### Task objective
Write out all of the entries that follow, word for word, but skip the pictures.

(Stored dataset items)
┌──

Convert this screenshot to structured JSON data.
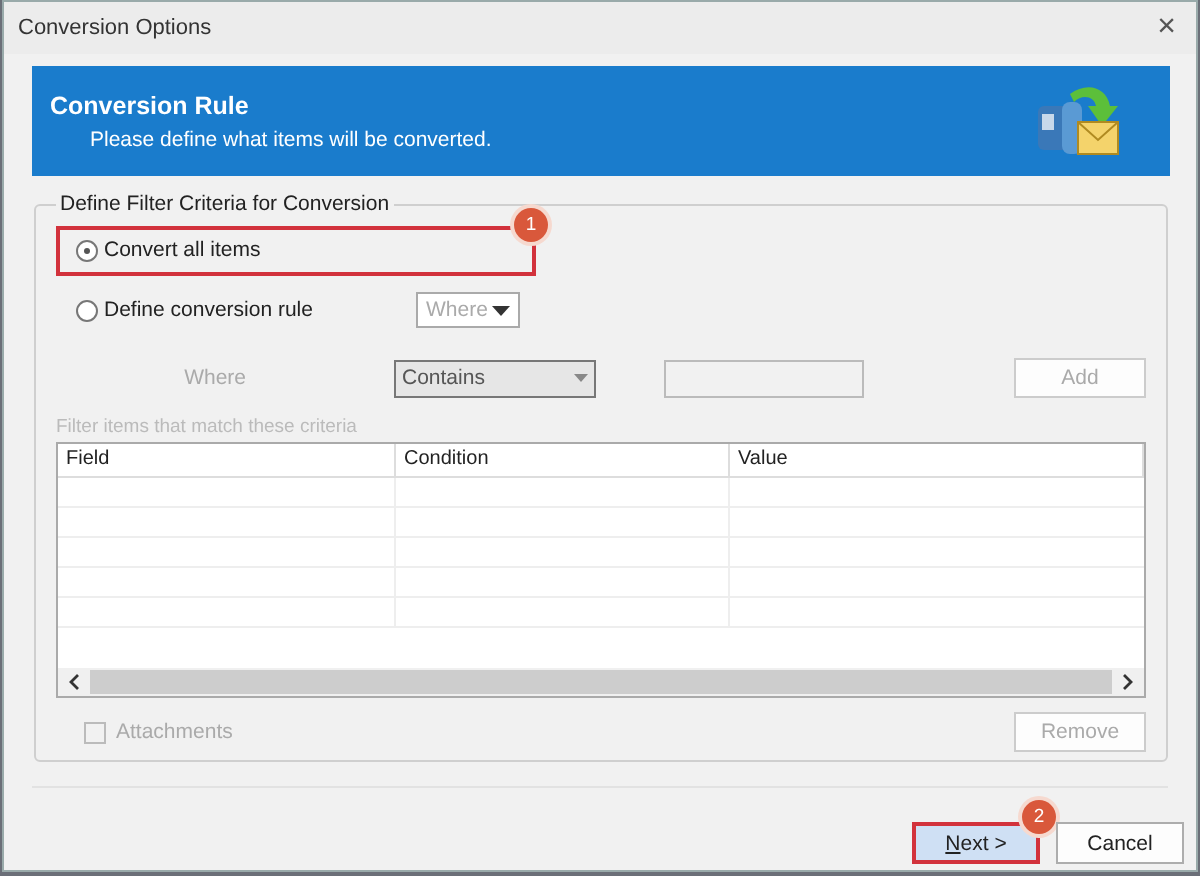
{
  "window": {
    "title": "Conversion Options",
    "close": "×"
  },
  "banner": {
    "title": "Conversion Rule",
    "subtitle": "Please define what items will be converted."
  },
  "group": {
    "legend": "Define Filter Criteria for Conversion",
    "options": [
      {
        "label": "Convert all items",
        "selected": true,
        "highlighted": true,
        "badge": "1"
      },
      {
        "label": "Define conversion rule",
        "selected": false,
        "highlighted": false
      }
    ],
    "where_dropdown": {
      "value": "Where",
      "disabled": true
    },
    "where_label": "Where",
    "condition_combo": {
      "value": "Contains",
      "disabled": true
    },
    "value_field": {
      "disabled": true
    },
    "add_button": {
      "label": "Add",
      "disabled": true
    },
    "hint": "Filter items that match these criteria",
    "table": {
      "columns": [
        "Field",
        "Condition",
        "Value"
      ]
    },
    "attachments": {
      "label": "Attachments",
      "checked": false,
      "disabled": true
    },
    "remove_button": {
      "label": "Remove",
      "disabled": true
    }
  },
  "buttons": [
    {
      "label": "Next >",
      "highlighted": true,
      "badge": "2"
    },
    {
      "label": "Cancel",
      "highlighted": false
    }
  ]
}
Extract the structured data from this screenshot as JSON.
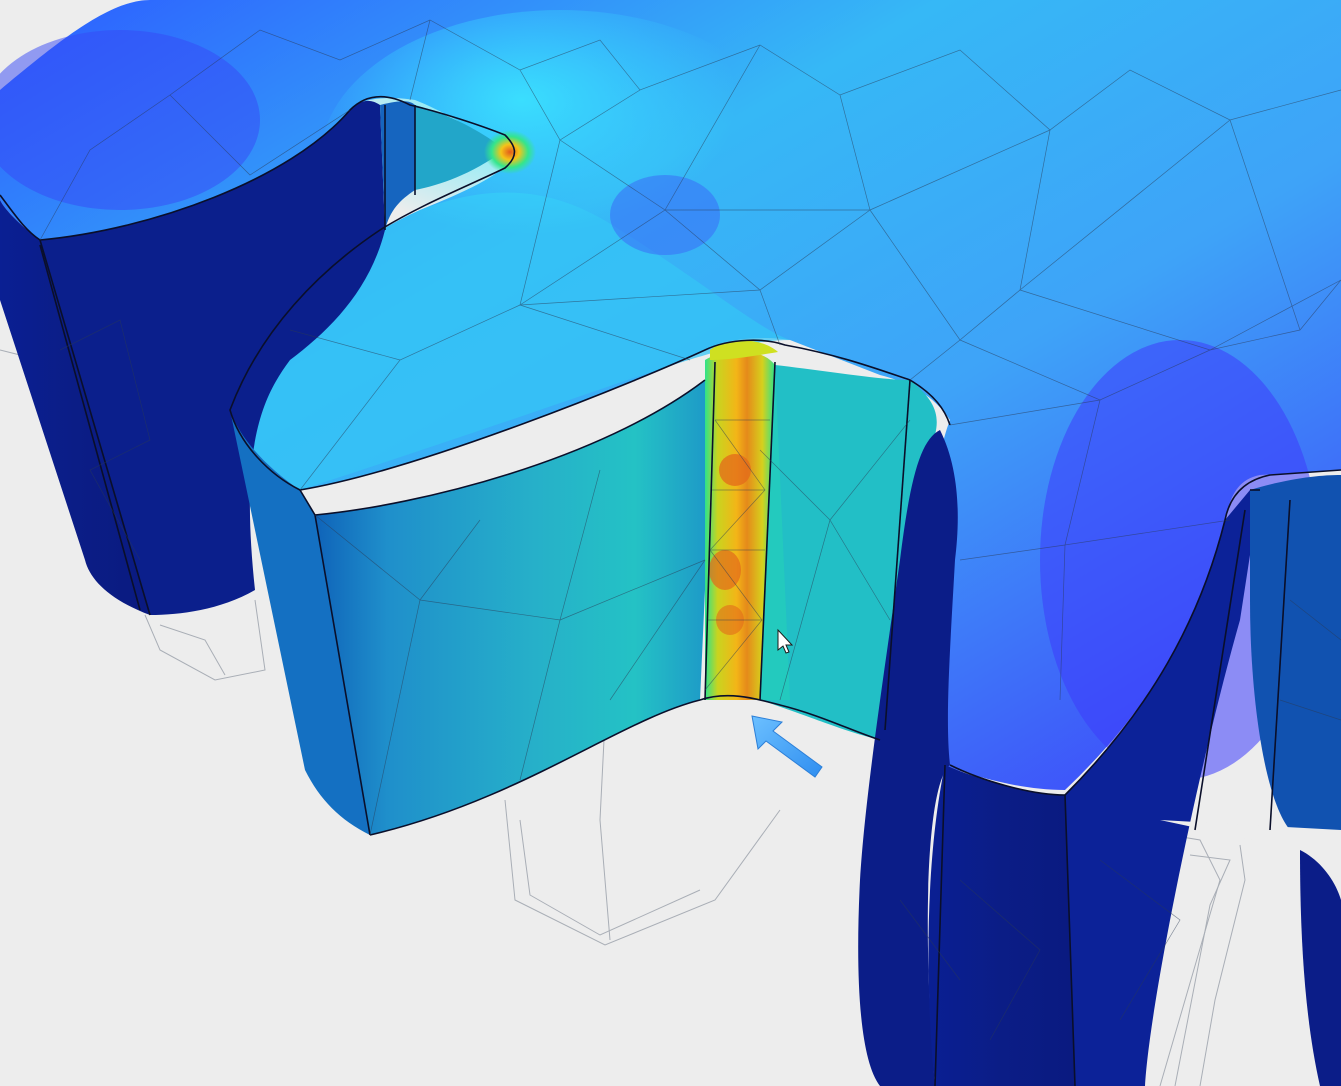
{
  "viewport": {
    "background": "#ededed"
  },
  "colors": {
    "surface_low": "#3d4dff",
    "surface_mid": "#38c8f4",
    "stress_medium": "#2ee38a",
    "stress_high": "#f6b516",
    "stress_peak": "#e2571c",
    "shadow_deep": "#081a8a",
    "arrow": "#3fa0f5",
    "mesh_line": "#2a3a55",
    "ghost_line": "#aab0b8"
  },
  "load_arrow": {
    "icon": "force-arrow-icon"
  },
  "cursor": {
    "icon": "mouse-pointer-icon"
  }
}
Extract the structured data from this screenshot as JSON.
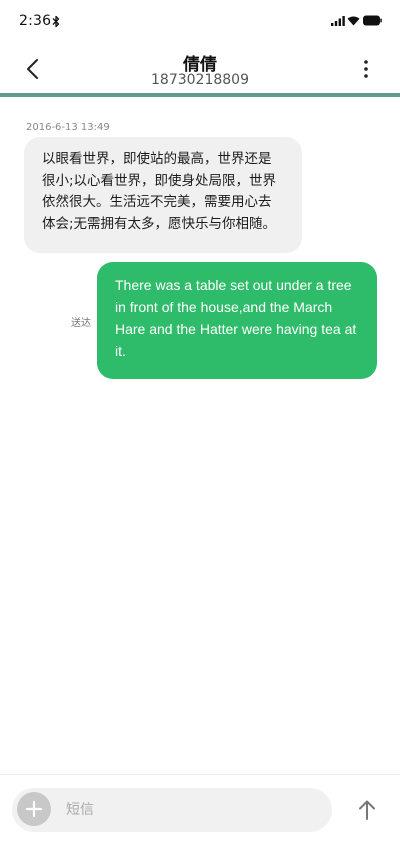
{
  "status_bar": {
    "time": "2:36"
  },
  "header": {
    "contact_name": "倩倩",
    "contact_number": "18730218809"
  },
  "conversation": {
    "timestamp": "2016-6-13 13:49",
    "messages": [
      {
        "direction": "incoming",
        "text": "以眼看世界，即使站的最高，世界还是很小;以心看世界，即使身处局限，世界依然很大。生活远不完美，需要用心去体会;无需拥有太多，愿快乐与你相随。"
      },
      {
        "direction": "outgoing",
        "text": "There was a table set out under a tree in front of the house,and the March Hare and the Hatter were having tea at it.",
        "status": "送达"
      }
    ]
  },
  "composer": {
    "placeholder": "短信",
    "value": ""
  },
  "icons": {
    "status": [
      "bluetooth-icon",
      "signal-icon",
      "wifi-icon",
      "battery-icon"
    ],
    "header": [
      "back-arrow-icon",
      "more-vertical-icon"
    ],
    "composer": [
      "plus-icon",
      "send-arrow-up-icon"
    ]
  },
  "colors": {
    "accent_divider": "#5f9c8a",
    "outgoing_bubble": "#2fbc6a",
    "incoming_bubble": "#f0f0f0"
  }
}
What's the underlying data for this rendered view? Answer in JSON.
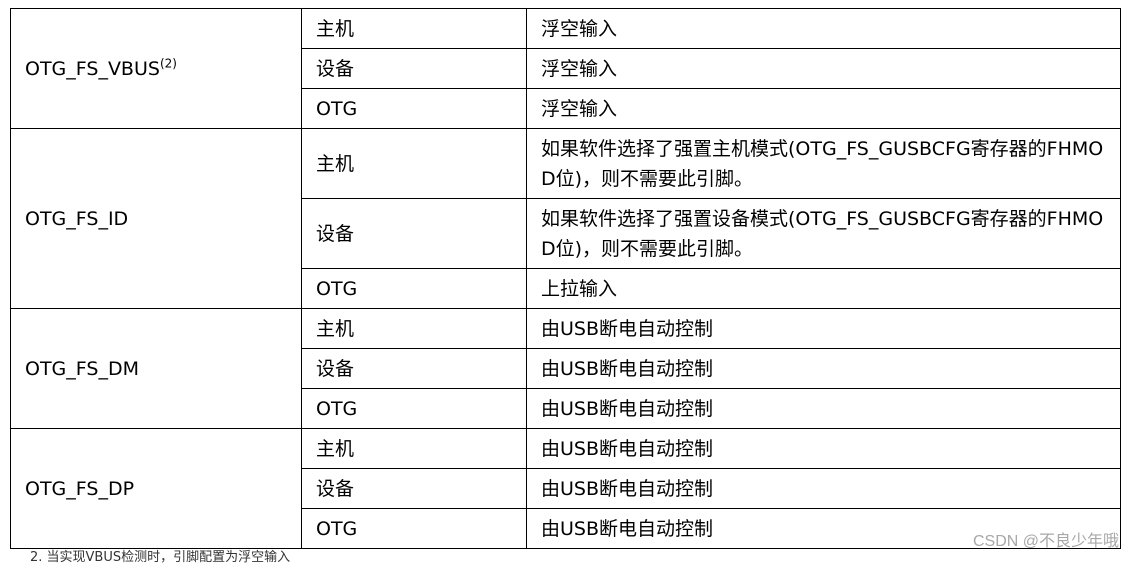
{
  "groups": [
    {
      "pin": "OTG_FS_VBUS",
      "pin_superscript": "(2)",
      "rows": [
        {
          "mode": "主机",
          "description": "浮空输入"
        },
        {
          "mode": "设备",
          "description": "浮空输入"
        },
        {
          "mode": "OTG",
          "description": "浮空输入"
        }
      ]
    },
    {
      "pin": "OTG_FS_ID",
      "rows": [
        {
          "mode": "主机",
          "description": "如果软件选择了强置主机模式(OTG_FS_GUSBCFG寄存器的FHMOD位)，则不需要此引脚。"
        },
        {
          "mode": "设备",
          "description": "如果软件选择了强置设备模式(OTG_FS_GUSBCFG寄存器的FHMOD位)，则不需要此引脚。"
        },
        {
          "mode": "OTG",
          "description": "上拉输入"
        }
      ]
    },
    {
      "pin": "OTG_FS_DM",
      "rows": [
        {
          "mode": "主机",
          "description": "由USB断电自动控制"
        },
        {
          "mode": "设备",
          "description": "由USB断电自动控制"
        },
        {
          "mode": "OTG",
          "description": "由USB断电自动控制"
        }
      ]
    },
    {
      "pin": "OTG_FS_DP",
      "rows": [
        {
          "mode": "主机",
          "description": "由USB断电自动控制"
        },
        {
          "mode": "设备",
          "description": "由USB断电自动控制"
        },
        {
          "mode": "OTG",
          "description": "由USB断电自动控制"
        }
      ]
    }
  ],
  "footnote": "2. 当实现VBUS检测时，引脚配置为浮空输入",
  "watermark": "CSDN @不良少年哦"
}
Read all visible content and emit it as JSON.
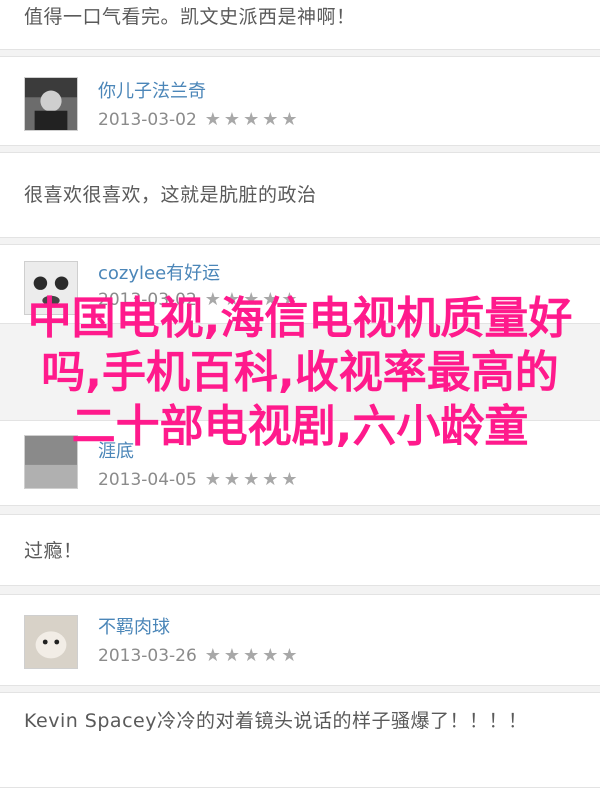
{
  "reviews": [
    {
      "comment": "值得一口气看完。凯文史派西是神啊！"
    },
    {
      "username": "你儿子法兰奇",
      "date": "2013-03-02",
      "stars": "★★★★★",
      "comment": "很喜欢很喜欢，这就是肮脏的政治"
    },
    {
      "username": "cozylee有好运",
      "date": "2013-03-02",
      "stars": "★★★★★"
    },
    {
      "username": "涯底",
      "date": "2013-04-05",
      "stars": "★★★★★",
      "comment": "过瘾！"
    },
    {
      "username": "不羁肉球",
      "date": "2013-03-26",
      "stars": "★★★★★",
      "comment": "Kevin Spacey冷冷的对着镜头说话的样子骚爆了！！！！"
    }
  ],
  "overlay_title": "中国电视,海信电视机质量好吗,手机百科,收视率最高的二十部电视剧,六小龄童"
}
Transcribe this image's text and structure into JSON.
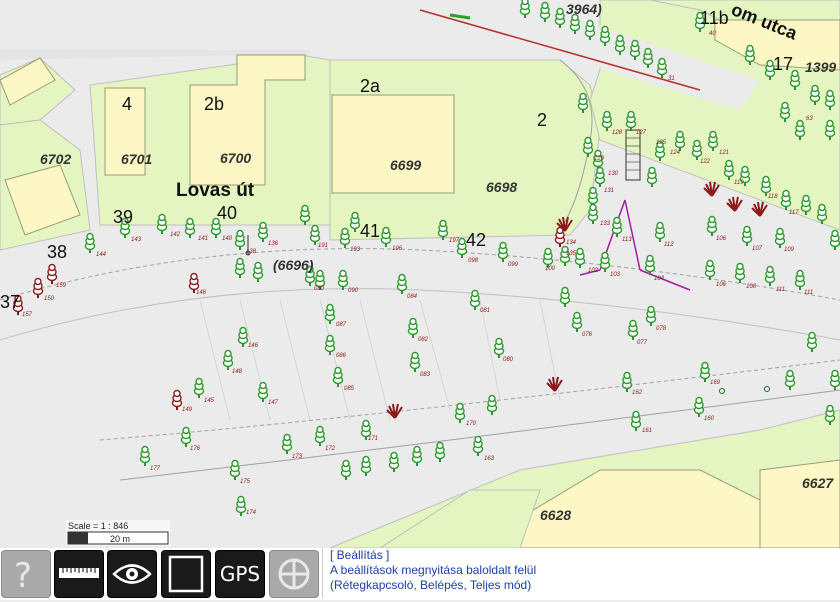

└──

### Result for this task
Convert this screenshot to structured JSON data.
{
  "window": {
    "title": "Conversion Options",
    "close": "×"
  },
  "banner": {
    "title": "Conversion Rule",
    "subtitle": "Please define what items will be converted."
  },
  "group": {
    "legend": "Define Filter Criteria for Conversion",
    "options": [
      {
        "label": "Convert all items",
        "selected": true,
        "highlighted": true,
        "badge": "1"
      },
      {
        "label": "Define conversion rule",
        "selected": false,
        "highlighted": false
      }
    ],
    "where_dropdown": {
      "value": "Where",
      "disabled": true
    },
    "where_label": "Where",
    "condition_combo": {
      "value": "Contains",
      "disabled": true
    },
    "value_field": {
      "disabled": true
    },
    "add_button": {
      "label": "Add",
      "disabled": true
    },
    "hint": "Filter items that match these criteria",
    "table": {
      "columns": [
        "Field",
        "Condition",
        "Value"
      ]
    },
    "attachments": {
      "label": "Attachments",
      "checked": false,
      "disabled": true
    },
    "remove_button": {
      "label": "Remove",
      "disabled": true
    }
  },
  "buttons": [
    {
      "label": "Next >",
      "highlighted": true,
      "badge": "2"
    },
    {
      "label": "Cancel",
      "highlighted": false
    }
  ]
}
Extract the structured data from this screenshot as JSON.
{
  "viewport": {
    "background": "#ededed"
  },
  "colors": {
    "surface_low": "#3d4dff",
    "surface_mid": "#38c8f4",
    "stress_medium": "#2ee38a",
    "stress_high": "#f6b516",
    "stress_peak": "#e2571c",
    "shadow_deep": "#081a8a",
    "arrow": "#3fa0f5",
    "mesh_line": "#2a3a55",
    "ghost_line": "#aab0b8"
  },
  "load_arrow": {
    "icon": "force-arrow-icon"
  },
  "cursor": {
    "icon": "mouse-pointer-icon"
  }
}
Extract the structured data from this screenshot as JSON.
{
  "status_bar": {
    "time": "2:36"
  },
  "header": {
    "contact_name": "倩倩",
    "contact_number": "18730218809"
  },
  "conversation": {
    "timestamp": "2016-6-13 13:49",
    "messages": [
      {
        "direction": "incoming",
        "text": "以眼看世界，即使站的最高，世界还是很小;以心看世界，即使身处局限，世界依然很大。生活远不完美，需要用心去体会;无需拥有太多，愿快乐与你相随。"
      },
      {
        "direction": "outgoing",
        "text": "There was a table set out under a tree in front of the house,and the March Hare and the Hatter were having tea at it.",
        "status": "送达"
      }
    ]
  },
  "composer": {
    "placeholder": "短信",
    "value": ""
  },
  "icons": {
    "status": [
      "bluetooth-icon",
      "signal-icon",
      "wifi-icon",
      "battery-icon"
    ],
    "header": [
      "back-arrow-icon",
      "more-vertical-icon"
    ],
    "composer": [
      "plus-icon",
      "send-arrow-up-icon"
    ]
  },
  "colors": {
    "accent_divider": "#5f9c8a",
    "outgoing_bubble": "#2fbc6a",
    "incoming_bubble": "#f0f0f0"
  }
}
What's the underlying data for this rendered view? Answer in JSON.
{
  "groups": [
    {
      "pin": "OTG_FS_VBUS",
      "pin_superscript": "(2)",
      "rows": [
        {
          "mode": "主机",
          "description": "浮空输入"
        },
        {
          "mode": "设备",
          "description": "浮空输入"
        },
        {
          "mode": "OTG",
          "description": "浮空输入"
        }
      ]
    },
    {
      "pin": "OTG_FS_ID",
      "rows": [
        {
          "mode": "主机",
          "description": "如果软件选择了强置主机模式(OTG_FS_GUSBCFG寄存器的FHMOD位)，则不需要此引脚。"
        },
        {
          "mode": "设备",
          "description": "如果软件选择了强置设备模式(OTG_FS_GUSBCFG寄存器的FHMOD位)，则不需要此引脚。"
        },
        {
          "mode": "OTG",
          "description": "上拉输入"
        }
      ]
    },
    {
      "pin": "OTG_FS_DM",
      "rows": [
        {
          "mode": "主机",
          "description": "由USB断电自动控制"
        },
        {
          "mode": "设备",
          "description": "由USB断电自动控制"
        },
        {
          "mode": "OTG",
          "description": "由USB断电自动控制"
        }
      ]
    },
    {
      "pin": "OTG_FS_DP",
      "rows": [
        {
          "mode": "主机",
          "description": "由USB断电自动控制"
        },
        {
          "mode": "设备",
          "description": "由USB断电自动控制"
        },
        {
          "mode": "OTG",
          "description": "由USB断电自动控制"
        }
      ]
    }
  ],
  "footnote": "2. 当实现VBUS检测时，引脚配置为浮空输入",
  "watermark": "CSDN @不良少年哦"
}
Read all visible content and emit it as JSON.
{
  "reviews": [
    {
      "comment": "值得一口气看完。凯文史派西是神啊！"
    },
    {
      "username": "你儿子法兰奇",
      "date": "2013-03-02",
      "stars": "★★★★★",
      "comment": "很喜欢很喜欢，这就是肮脏的政治"
    },
    {
      "username": "cozylee有好运",
      "date": "2013-03-02",
      "stars": "★★★★★"
    },
    {
      "username": "涯底",
      "date": "2013-04-05",
      "stars": "★★★★★",
      "comment": "过瘾！"
    },
    {
      "username": "不羁肉球",
      "date": "2013-03-26",
      "stars": "★★★★★",
      "comment": "Kevin Spacey冷冷的对着镜头说话的样子骚爆了！！！！"
    }
  ],
  "overlay_title": "中国电视,海信电视机质量好吗,手机百科,收视率最高的二十部电视剧,六小龄童"
}
Transcribe this image's text and structure into JSON.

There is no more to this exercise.